● EXERCISE AIM
Write out the whole listing exactly as it stands.

● EXERCISE DATA
§

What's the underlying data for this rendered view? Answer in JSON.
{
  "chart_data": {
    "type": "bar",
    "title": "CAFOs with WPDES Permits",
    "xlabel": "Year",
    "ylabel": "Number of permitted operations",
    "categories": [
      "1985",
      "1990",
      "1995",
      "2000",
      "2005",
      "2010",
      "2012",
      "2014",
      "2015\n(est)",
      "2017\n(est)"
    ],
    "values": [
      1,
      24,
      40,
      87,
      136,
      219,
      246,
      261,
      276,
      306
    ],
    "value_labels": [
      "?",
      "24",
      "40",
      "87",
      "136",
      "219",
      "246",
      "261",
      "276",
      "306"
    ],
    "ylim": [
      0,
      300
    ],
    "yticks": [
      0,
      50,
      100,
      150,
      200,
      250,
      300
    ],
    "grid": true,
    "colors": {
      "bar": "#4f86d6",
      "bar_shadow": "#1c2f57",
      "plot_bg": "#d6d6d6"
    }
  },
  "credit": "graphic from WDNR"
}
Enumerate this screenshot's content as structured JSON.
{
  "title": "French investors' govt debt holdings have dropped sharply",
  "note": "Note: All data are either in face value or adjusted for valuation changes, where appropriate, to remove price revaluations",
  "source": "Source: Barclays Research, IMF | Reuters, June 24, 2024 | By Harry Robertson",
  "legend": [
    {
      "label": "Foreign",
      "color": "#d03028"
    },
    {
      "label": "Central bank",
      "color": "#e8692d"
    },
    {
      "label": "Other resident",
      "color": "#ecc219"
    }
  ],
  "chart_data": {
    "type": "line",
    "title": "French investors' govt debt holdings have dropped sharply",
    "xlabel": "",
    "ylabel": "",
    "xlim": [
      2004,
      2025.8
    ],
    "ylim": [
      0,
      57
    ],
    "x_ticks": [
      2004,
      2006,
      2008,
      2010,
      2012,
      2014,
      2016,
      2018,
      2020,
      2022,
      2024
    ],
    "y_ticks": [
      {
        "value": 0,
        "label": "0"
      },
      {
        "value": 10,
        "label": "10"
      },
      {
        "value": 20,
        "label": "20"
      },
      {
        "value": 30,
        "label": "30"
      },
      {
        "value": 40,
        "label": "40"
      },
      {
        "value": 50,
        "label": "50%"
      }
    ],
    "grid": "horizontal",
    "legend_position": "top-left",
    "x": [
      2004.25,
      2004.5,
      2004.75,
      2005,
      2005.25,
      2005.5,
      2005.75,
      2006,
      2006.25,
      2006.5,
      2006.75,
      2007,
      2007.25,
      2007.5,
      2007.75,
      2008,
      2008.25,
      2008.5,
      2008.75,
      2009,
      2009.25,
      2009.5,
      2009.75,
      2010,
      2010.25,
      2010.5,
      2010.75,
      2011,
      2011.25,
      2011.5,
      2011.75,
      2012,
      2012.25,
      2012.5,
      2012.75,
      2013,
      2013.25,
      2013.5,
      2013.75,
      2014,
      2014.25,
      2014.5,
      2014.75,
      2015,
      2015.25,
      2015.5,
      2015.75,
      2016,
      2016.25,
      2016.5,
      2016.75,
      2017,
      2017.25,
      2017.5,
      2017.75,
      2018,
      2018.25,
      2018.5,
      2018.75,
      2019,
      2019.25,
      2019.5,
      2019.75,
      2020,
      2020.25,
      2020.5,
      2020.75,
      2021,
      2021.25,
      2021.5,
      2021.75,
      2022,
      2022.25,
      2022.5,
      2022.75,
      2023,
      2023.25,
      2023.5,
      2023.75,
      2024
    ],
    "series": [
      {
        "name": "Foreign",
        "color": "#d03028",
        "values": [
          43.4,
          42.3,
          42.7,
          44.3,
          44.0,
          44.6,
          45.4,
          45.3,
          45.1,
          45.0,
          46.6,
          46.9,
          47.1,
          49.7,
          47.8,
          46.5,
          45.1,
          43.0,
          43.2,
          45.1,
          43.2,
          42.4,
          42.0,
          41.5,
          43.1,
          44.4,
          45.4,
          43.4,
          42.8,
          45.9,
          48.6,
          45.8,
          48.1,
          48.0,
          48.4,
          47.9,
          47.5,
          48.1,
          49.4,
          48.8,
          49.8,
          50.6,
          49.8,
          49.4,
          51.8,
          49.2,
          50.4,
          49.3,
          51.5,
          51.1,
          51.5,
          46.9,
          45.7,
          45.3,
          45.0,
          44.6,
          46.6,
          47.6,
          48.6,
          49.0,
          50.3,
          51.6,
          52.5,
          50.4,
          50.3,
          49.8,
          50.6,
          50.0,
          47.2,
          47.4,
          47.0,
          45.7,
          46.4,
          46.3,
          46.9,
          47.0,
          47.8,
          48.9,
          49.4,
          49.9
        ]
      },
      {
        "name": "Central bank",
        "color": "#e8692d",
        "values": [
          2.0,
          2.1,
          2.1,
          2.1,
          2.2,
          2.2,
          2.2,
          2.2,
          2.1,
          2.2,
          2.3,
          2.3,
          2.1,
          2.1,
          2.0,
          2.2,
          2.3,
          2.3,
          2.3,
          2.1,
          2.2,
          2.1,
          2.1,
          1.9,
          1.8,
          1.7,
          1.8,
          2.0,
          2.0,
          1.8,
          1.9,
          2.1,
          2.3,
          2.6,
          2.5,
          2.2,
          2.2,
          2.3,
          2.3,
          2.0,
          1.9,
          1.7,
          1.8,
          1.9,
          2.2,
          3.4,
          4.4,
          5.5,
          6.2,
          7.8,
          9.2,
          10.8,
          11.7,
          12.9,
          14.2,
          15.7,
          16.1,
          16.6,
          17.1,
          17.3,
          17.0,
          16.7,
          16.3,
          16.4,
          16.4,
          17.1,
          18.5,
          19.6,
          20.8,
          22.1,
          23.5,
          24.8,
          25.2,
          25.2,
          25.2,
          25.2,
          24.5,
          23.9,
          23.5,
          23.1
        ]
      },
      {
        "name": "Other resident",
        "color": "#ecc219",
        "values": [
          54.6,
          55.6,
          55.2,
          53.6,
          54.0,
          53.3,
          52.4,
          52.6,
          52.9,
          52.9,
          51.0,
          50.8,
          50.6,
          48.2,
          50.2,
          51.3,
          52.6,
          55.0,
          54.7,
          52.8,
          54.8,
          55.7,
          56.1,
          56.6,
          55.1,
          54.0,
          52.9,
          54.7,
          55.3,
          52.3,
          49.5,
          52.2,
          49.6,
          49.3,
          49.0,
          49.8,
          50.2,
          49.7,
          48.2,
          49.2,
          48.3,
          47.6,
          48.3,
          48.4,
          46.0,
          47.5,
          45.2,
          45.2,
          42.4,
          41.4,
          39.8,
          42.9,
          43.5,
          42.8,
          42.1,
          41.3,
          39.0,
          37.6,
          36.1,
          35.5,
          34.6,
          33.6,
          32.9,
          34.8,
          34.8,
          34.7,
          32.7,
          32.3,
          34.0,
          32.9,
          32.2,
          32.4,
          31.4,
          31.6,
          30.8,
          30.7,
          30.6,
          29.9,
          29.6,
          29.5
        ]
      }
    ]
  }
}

§

● EXERCISE OUTPUT
What's the underlying data for this rendered view? Answer in JSON.
{
  "chart_data": {
    "type": "bar",
    "title": "CAFOs with WPDES Permits",
    "xlabel": "Year",
    "ylabel": "Number of permitted operations",
    "categories": [
      "1985",
      "1990",
      "1995",
      "2000",
      "2005",
      "2010",
      "2012",
      "2014",
      "2015\n(est)",
      "2017\n(est)"
    ],
    "values": [
      1,
      24,
      40,
      87,
      136,
      219,
      246,
      261,
      276,
      306
    ],
    "value_labels": [
      "?",
      "24",
      "40",
      "87",
      "136",
      "219",
      "246",
      "261",
      "276",
      "306"
    ],
    "ylim": [
      0,
      300
    ],
    "yticks": [
      0,
      50,
      100,
      150,
      200,
      250,
      300
    ],
    "grid": true,
    "colors": {
      "bar": "#4f86d6",
      "bar_shadow": "#1c2f57",
      "plot_bg": "#d6d6d6"
    }
  },
  "credit": "graphic from WDNR"
}
Enumerate this screenshot's content as structured JSON.
{
  "title": "French investors' govt debt holdings have dropped sharply",
  "note": "Note: All data are either in face value or adjusted for valuation changes, where appropriate, to remove price revaluations",
  "source": "Source: Barclays Research, IMF | Reuters, June 24, 2024 | By Harry Robertson",
  "legend": [
    {
      "label": "Foreign",
      "color": "#d03028"
    },
    {
      "label": "Central bank",
      "color": "#e8692d"
    },
    {
      "label": "Other resident",
      "color": "#ecc219"
    }
  ],
  "chart_data": {
    "type": "line",
    "title": "French investors' govt debt holdings have dropped sharply",
    "xlabel": "",
    "ylabel": "",
    "xlim": [
      2004,
      2025.8
    ],
    "ylim": [
      0,
      57
    ],
    "x_ticks": [
      2004,
      2006,
      2008,
      2010,
      2012,
      2014,
      2016,
      2018,
      2020,
      2022,
      2024
    ],
    "y_ticks": [
      {
        "value": 0,
        "label": "0"
      },
      {
        "value": 10,
        "label": "10"
      },
      {
        "value": 20,
        "label": "20"
      },
      {
        "value": 30,
        "label": "30"
      },
      {
        "value": 40,
        "label": "40"
      },
      {
        "value": 50,
        "label": "50%"
      }
    ],
    "grid": "horizontal",
    "legend_position": "top-left",
    "x": [
      2004.25,
      2004.5,
      2004.75,
      2005,
      2005.25,
      2005.5,
      2005.75,
      2006,
      2006.25,
      2006.5,
      2006.75,
      2007,
      2007.25,
      2007.5,
      2007.75,
      2008,
      2008.25,
      2008.5,
      2008.75,
      2009,
      2009.25,
      2009.5,
      2009.75,
      2010,
      2010.25,
      2010.5,
      2010.75,
      2011,
      2011.25,
      2011.5,
      2011.75,
      2012,
      2012.25,
      2012.5,
      2012.75,
      2013,
      2013.25,
      2013.5,
      2013.75,
      2014,
      2014.25,
      2014.5,
      2014.75,
      2015,
      2015.25,
      2015.5,
      2015.75,
      2016,
      2016.25,
      2016.5,
      2016.75,
      2017,
      2017.25,
      2017.5,
      2017.75,
      2018,
      2018.25,
      2018.5,
      2018.75,
      2019,
      2019.25,
      2019.5,
      2019.75,
      2020,
      2020.25,
      2020.5,
      2020.75,
      2021,
      2021.25,
      2021.5,
      2021.75,
      2022,
      2022.25,
      2022.5,
      2022.75,
      2023,
      2023.25,
      2023.5,
      2023.75,
      2024
    ],
    "series": [
      {
        "name": "Foreign",
        "color": "#d03028",
        "values": [
          43.4,
          42.3,
          42.7,
          44.3,
          44.0,
          44.6,
          45.4,
          45.3,
          45.1,
          45.0,
          46.6,
          46.9,
          47.1,
          49.7,
          47.8,
          46.5,
          45.1,
          43.0,
          43.2,
          45.1,
          43.2,
          42.4,
          42.0,
          41.5,
          43.1,
          44.4,
          45.4,
          43.4,
          42.8,
          45.9,
          48.6,
          45.8,
          48.1,
          48.0,
          48.4,
          47.9,
          47.5,
          48.1,
          49.4,
          48.8,
          49.8,
          50.6,
          49.8,
          49.4,
          51.8,
          49.2,
          50.4,
          49.3,
          51.5,
          51.1,
          51.5,
          46.9,
          45.7,
          45.3,
          45.0,
          44.6,
          46.6,
          47.6,
          48.6,
          49.0,
          50.3,
          51.6,
          52.5,
          50.4,
          50.3,
          49.8,
          50.6,
          50.0,
          47.2,
          47.4,
          47.0,
          45.7,
          46.4,
          46.3,
          46.9,
          47.0,
          47.8,
          48.9,
          49.4,
          49.9
        ]
      },
      {
        "name": "Central bank",
        "color": "#e8692d",
        "values": [
          2.0,
          2.1,
          2.1,
          2.1,
          2.2,
          2.2,
          2.2,
          2.2,
          2.1,
          2.2,
          2.3,
          2.3,
          2.1,
          2.1,
          2.0,
          2.2,
          2.3,
          2.3,
          2.3,
          2.1,
          2.2,
          2.1,
          2.1,
          1.9,
          1.8,
          1.7,
          1.8,
          2.0,
          2.0,
          1.8,
          1.9,
          2.1,
          2.3,
          2.6,
          2.5,
          2.2,
          2.2,
          2.3,
          2.3,
          2.0,
          1.9,
          1.7,
          1.8,
          1.9,
          2.2,
          3.4,
          4.4,
          5.5,
          6.2,
          7.8,
          9.2,
          10.8,
          11.7,
          12.9,
          14.2,
          15.7,
          16.1,
          16.6,
          17.1,
          17.3,
          17.0,
          16.7,
          16.3,
          16.4,
          16.4,
          17.1,
          18.5,
          19.6,
          20.8,
          22.1,
          23.5,
          24.8,
          25.2,
          25.2,
          25.2,
          25.2,
          24.5,
          23.9,
          23.5,
          23.1
        ]
      },
      {
        "name": "Other resident",
        "color": "#ecc219",
        "values": [
          54.6,
          55.6,
          55.2,
          53.6,
          54.0,
          53.3,
          52.4,
          52.6,
          52.9,
          52.9,
          51.0,
          50.8,
          50.6,
          48.2,
          50.2,
          51.3,
          52.6,
          55.0,
          54.7,
          52.8,
          54.8,
          55.7,
          56.1,
          56.6,
          55.1,
          54.0,
          52.9,
          54.7,
          55.3,
          52.3,
          49.5,
          52.2,
          49.6,
          49.3,
          49.0,
          49.8,
          50.2,
          49.7,
          48.2,
          49.2,
          48.3,
          47.6,
          48.3,
          48.4,
          46.0,
          47.5,
          45.2,
          45.2,
          42.4,
          41.4,
          39.8,
          42.9,
          43.5,
          42.8,
          42.1,
          41.3,
          39.0,
          37.6,
          36.1,
          35.5,
          34.6,
          33.6,
          32.9,
          34.8,
          34.8,
          34.7,
          32.7,
          32.3,
          34.0,
          32.9,
          32.2,
          32.4,
          31.4,
          31.6,
          30.8,
          30.7,
          30.6,
          29.9,
          29.6,
          29.5
        ]
      }
    ]
  }
}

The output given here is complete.